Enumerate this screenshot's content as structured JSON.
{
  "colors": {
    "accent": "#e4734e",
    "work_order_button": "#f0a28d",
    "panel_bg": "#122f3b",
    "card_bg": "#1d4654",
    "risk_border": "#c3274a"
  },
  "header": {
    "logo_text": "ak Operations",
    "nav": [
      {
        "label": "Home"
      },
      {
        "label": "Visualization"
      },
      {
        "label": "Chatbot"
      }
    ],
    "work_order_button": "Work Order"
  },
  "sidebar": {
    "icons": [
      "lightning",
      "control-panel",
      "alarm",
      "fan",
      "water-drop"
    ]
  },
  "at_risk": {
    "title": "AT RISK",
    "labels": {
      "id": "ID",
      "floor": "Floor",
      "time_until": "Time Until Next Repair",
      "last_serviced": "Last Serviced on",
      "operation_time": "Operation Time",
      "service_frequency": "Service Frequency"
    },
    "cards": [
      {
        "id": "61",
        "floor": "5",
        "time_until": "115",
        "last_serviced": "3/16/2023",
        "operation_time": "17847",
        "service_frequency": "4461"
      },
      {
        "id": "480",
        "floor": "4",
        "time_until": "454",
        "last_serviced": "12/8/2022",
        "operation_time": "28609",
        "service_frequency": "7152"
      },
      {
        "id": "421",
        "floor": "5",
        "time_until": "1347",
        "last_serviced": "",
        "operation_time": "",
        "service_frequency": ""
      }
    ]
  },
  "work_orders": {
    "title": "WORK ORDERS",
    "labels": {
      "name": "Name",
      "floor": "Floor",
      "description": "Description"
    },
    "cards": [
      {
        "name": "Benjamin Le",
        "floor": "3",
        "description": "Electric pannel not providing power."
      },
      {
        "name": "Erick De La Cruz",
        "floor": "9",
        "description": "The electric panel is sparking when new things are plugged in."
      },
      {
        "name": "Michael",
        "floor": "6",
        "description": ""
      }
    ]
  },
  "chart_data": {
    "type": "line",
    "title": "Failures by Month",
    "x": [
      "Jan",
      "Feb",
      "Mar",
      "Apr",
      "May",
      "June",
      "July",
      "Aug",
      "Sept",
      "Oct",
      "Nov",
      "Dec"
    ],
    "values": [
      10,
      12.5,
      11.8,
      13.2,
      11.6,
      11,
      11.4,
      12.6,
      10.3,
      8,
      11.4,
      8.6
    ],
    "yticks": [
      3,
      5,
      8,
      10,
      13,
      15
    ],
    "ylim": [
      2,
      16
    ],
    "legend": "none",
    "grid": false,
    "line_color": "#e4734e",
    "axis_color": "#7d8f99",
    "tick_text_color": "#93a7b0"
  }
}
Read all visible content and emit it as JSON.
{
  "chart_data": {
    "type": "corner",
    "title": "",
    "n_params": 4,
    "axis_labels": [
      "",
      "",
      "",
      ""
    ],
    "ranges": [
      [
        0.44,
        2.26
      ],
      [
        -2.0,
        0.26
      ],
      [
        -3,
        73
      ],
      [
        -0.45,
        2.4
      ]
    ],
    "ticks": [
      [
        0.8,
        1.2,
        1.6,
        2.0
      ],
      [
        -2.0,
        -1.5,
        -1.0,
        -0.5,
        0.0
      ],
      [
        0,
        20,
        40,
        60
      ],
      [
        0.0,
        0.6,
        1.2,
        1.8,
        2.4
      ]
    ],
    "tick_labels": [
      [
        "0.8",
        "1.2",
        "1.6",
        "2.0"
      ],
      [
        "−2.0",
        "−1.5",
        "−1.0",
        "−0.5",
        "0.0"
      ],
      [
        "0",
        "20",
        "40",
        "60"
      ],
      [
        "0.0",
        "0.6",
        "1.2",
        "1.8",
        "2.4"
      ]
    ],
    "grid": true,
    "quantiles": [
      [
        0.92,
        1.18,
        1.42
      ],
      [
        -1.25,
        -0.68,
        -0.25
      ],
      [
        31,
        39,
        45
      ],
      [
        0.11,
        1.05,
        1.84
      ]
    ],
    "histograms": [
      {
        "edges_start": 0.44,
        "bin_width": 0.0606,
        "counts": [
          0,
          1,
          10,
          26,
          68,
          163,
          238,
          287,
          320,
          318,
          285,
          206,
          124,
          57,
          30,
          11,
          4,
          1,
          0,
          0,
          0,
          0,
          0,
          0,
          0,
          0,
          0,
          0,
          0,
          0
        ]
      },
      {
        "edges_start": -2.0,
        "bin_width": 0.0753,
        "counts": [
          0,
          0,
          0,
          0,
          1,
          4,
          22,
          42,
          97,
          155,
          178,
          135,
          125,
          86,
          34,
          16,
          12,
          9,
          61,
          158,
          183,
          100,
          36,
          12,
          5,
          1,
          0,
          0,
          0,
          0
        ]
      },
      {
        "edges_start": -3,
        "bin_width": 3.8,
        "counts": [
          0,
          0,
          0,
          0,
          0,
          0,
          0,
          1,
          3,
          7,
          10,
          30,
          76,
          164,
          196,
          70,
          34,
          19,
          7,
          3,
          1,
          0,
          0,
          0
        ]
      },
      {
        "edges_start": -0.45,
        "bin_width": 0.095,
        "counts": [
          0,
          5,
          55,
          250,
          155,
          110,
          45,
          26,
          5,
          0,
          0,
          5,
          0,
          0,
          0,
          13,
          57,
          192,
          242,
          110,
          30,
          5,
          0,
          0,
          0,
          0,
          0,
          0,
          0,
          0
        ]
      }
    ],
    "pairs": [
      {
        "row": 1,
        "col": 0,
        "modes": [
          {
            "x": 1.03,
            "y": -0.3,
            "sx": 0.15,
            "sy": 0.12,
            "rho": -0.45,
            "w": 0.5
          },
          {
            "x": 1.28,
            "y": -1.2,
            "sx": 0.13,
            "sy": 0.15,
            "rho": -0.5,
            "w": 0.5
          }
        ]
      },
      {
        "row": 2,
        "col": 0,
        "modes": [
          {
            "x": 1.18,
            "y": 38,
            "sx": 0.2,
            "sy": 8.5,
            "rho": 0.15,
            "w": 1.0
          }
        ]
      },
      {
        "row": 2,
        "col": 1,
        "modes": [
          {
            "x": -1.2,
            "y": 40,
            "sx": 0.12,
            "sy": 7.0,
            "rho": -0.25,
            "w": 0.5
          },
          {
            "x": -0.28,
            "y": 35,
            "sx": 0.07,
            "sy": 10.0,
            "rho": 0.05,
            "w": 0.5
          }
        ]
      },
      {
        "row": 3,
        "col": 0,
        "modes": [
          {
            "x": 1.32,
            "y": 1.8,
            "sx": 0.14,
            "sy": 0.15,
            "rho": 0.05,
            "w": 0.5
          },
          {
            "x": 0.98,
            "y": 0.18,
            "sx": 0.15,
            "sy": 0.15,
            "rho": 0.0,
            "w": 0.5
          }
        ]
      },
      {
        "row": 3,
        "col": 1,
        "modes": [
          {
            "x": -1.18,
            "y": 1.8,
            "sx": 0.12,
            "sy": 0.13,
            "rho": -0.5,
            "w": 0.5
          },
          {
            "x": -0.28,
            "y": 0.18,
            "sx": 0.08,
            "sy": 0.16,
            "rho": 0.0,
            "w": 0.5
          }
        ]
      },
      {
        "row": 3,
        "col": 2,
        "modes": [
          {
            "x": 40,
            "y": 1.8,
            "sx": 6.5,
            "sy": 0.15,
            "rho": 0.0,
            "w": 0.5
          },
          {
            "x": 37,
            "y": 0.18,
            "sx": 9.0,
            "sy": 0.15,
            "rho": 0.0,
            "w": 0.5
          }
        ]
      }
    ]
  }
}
━━━
**WHAT IS EXPECTED**
Extract all of the data above without altering anything.

**WORKED SOLUTION**
Enumerate this screenshot's content as structured JSON.
{
  "colors": {
    "accent": "#e4734e",
    "work_order_button": "#f0a28d",
    "panel_bg": "#122f3b",
    "card_bg": "#1d4654",
    "risk_border": "#c3274a"
  },
  "header": {
    "logo_text": "ak Operations",
    "nav": [
      {
        "label": "Home"
      },
      {
        "label": "Visualization"
      },
      {
        "label": "Chatbot"
      }
    ],
    "work_order_button": "Work Order"
  },
  "sidebar": {
    "icons": [
      "lightning",
      "control-panel",
      "alarm",
      "fan",
      "water-drop"
    ]
  },
  "at_risk": {
    "title": "AT RISK",
    "labels": {
      "id": "ID",
      "floor": "Floor",
      "time_until": "Time Until Next Repair",
      "last_serviced": "Last Serviced on",
      "operation_time": "Operation Time",
      "service_frequency": "Service Frequency"
    },
    "cards": [
      {
        "id": "61",
        "floor": "5",
        "time_until": "115",
        "last_serviced": "3/16/2023",
        "operation_time": "17847",
        "service_frequency": "4461"
      },
      {
        "id": "480",
        "floor": "4",
        "time_until": "454",
        "last_serviced": "12/8/2022",
        "operation_time": "28609",
        "service_frequency": "7152"
      },
      {
        "id": "421",
        "floor": "5",
        "time_until": "1347",
        "last_serviced": "",
        "operation_time": "",
        "service_frequency": ""
      }
    ]
  },
  "work_orders": {
    "title": "WORK ORDERS",
    "labels": {
      "name": "Name",
      "floor": "Floor",
      "description": "Description"
    },
    "cards": [
      {
        "name": "Benjamin Le",
        "floor": "3",
        "description": "Electric pannel not providing power."
      },
      {
        "name": "Erick De La Cruz",
        "floor": "9",
        "description": "The electric panel is sparking when new things are plugged in."
      },
      {
        "name": "Michael",
        "floor": "6",
        "description": ""
      }
    ]
  },
  "chart_data": {
    "type": "line",
    "title": "Failures by Month",
    "x": [
      "Jan",
      "Feb",
      "Mar",
      "Apr",
      "May",
      "June",
      "July",
      "Aug",
      "Sept",
      "Oct",
      "Nov",
      "Dec"
    ],
    "values": [
      10,
      12.5,
      11.8,
      13.2,
      11.6,
      11,
      11.4,
      12.6,
      10.3,
      8,
      11.4,
      8.6
    ],
    "yticks": [
      3,
      5,
      8,
      10,
      13,
      15
    ],
    "ylim": [
      2,
      16
    ],
    "legend": "none",
    "grid": false,
    "line_color": "#e4734e",
    "axis_color": "#7d8f99",
    "tick_text_color": "#93a7b0"
  }
}
Read all visible content and emit it as JSON.
{
  "chart_data": {
    "type": "corner",
    "title": "",
    "n_params": 4,
    "axis_labels": [
      "",
      "",
      "",
      ""
    ],
    "ranges": [
      [
        0.44,
        2.26
      ],
      [
        -2.0,
        0.26
      ],
      [
        -3,
        73
      ],
      [
        -0.45,
        2.4
      ]
    ],
    "ticks": [
      [
        0.8,
        1.2,
        1.6,
        2.0
      ],
      [
        -2.0,
        -1.5,
        -1.0,
        -0.5,
        0.0
      ],
      [
        0,
        20,
        40,
        60
      ],
      [
        0.0,
        0.6,
        1.2,
        1.8,
        2.4
      ]
    ],
    "tick_labels": [
      [
        "0.8",
        "1.2",
        "1.6",
        "2.0"
      ],
      [
        "−2.0",
        "−1.5",
        "−1.0",
        "−0.5",
        "0.0"
      ],
      [
        "0",
        "20",
        "40",
        "60"
      ],
      [
        "0.0",
        "0.6",
        "1.2",
        "1.8",
        "2.4"
      ]
    ],
    "grid": true,
    "quantiles": [
      [
        0.92,
        1.18,
        1.42
      ],
      [
        -1.25,
        -0.68,
        -0.25
      ],
      [
        31,
        39,
        45
      ],
      [
        0.11,
        1.05,
        1.84
      ]
    ],
    "histograms": [
      {
        "edges_start": 0.44,
        "bin_width": 0.0606,
        "counts": [
          0,
          1,
          10,
          26,
          68,
          163,
          238,
          287,
          320,
          318,
          285,
          206,
          124,
          57,
          30,
          11,
          4,
          1,
          0,
          0,
          0,
          0,
          0,
          0,
          0,
          0,
          0,
          0,
          0,
          0
        ]
      },
      {
        "edges_start": -2.0,
        "bin_width": 0.0753,
        "counts": [
          0,
          0,
          0,
          0,
          1,
          4,
          22,
          42,
          97,
          155,
          178,
          135,
          125,
          86,
          34,
          16,
          12,
          9,
          61,
          158,
          183,
          100,
          36,
          12,
          5,
          1,
          0,
          0,
          0,
          0
        ]
      },
      {
        "edges_start": -3,
        "bin_width": 3.8,
        "counts": [
          0,
          0,
          0,
          0,
          0,
          0,
          0,
          1,
          3,
          7,
          10,
          30,
          76,
          164,
          196,
          70,
          34,
          19,
          7,
          3,
          1,
          0,
          0,
          0
        ]
      },
      {
        "edges_start": -0.45,
        "bin_width": 0.095,
        "counts": [
          0,
          5,
          55,
          250,
          155,
          110,
          45,
          26,
          5,
          0,
          0,
          5,
          0,
          0,
          0,
          13,
          57,
          192,
          242,
          110,
          30,
          5,
          0,
          0,
          0,
          0,
          0,
          0,
          0,
          0
        ]
      }
    ],
    "pairs": [
      {
        "row": 1,
        "col": 0,
        "modes": [
          {
            "x": 1.03,
            "y": -0.3,
            "sx": 0.15,
            "sy": 0.12,
            "rho": -0.45,
            "w": 0.5
          },
          {
            "x": 1.28,
            "y": -1.2,
            "sx": 0.13,
            "sy": 0.15,
            "rho": -0.5,
            "w": 0.5
          }
        ]
      },
      {
        "row": 2,
        "col": 0,
        "modes": [
          {
            "x": 1.18,
            "y": 38,
            "sx": 0.2,
            "sy": 8.5,
            "rho": 0.15,
            "w": 1.0
          }
        ]
      },
      {
        "row": 2,
        "col": 1,
        "modes": [
          {
            "x": -1.2,
            "y": 40,
            "sx": 0.12,
            "sy": 7.0,
            "rho": -0.25,
            "w": 0.5
          },
          {
            "x": -0.28,
            "y": 35,
            "sx": 0.07,
            "sy": 10.0,
            "rho": 0.05,
            "w": 0.5
          }
        ]
      },
      {
        "row": 3,
        "col": 0,
        "modes": [
          {
            "x": 1.32,
            "y": 1.8,
            "sx": 0.14,
            "sy": 0.15,
            "rho": 0.05,
            "w": 0.5
          },
          {
            "x": 0.98,
            "y": 0.18,
            "sx": 0.15,
            "sy": 0.15,
            "rho": 0.0,
            "w": 0.5
          }
        ]
      },
      {
        "row": 3,
        "col": 1,
        "modes": [
          {
            "x": -1.18,
            "y": 1.8,
            "sx": 0.12,
            "sy": 0.13,
            "rho": -0.5,
            "w": 0.5
          },
          {
            "x": -0.28,
            "y": 0.18,
            "sx": 0.08,
            "sy": 0.16,
            "rho": 0.0,
            "w": 0.5
          }
        ]
      },
      {
        "row": 3,
        "col": 2,
        "modes": [
          {
            "x": 40,
            "y": 1.8,
            "sx": 6.5,
            "sy": 0.15,
            "rho": 0.0,
            "w": 0.5
          },
          {
            "x": 37,
            "y": 0.18,
            "sx": 9.0,
            "sy": 0.15,
            "rho": 0.0,
            "w": 0.5
          }
        ]
      }
    ]
  }
}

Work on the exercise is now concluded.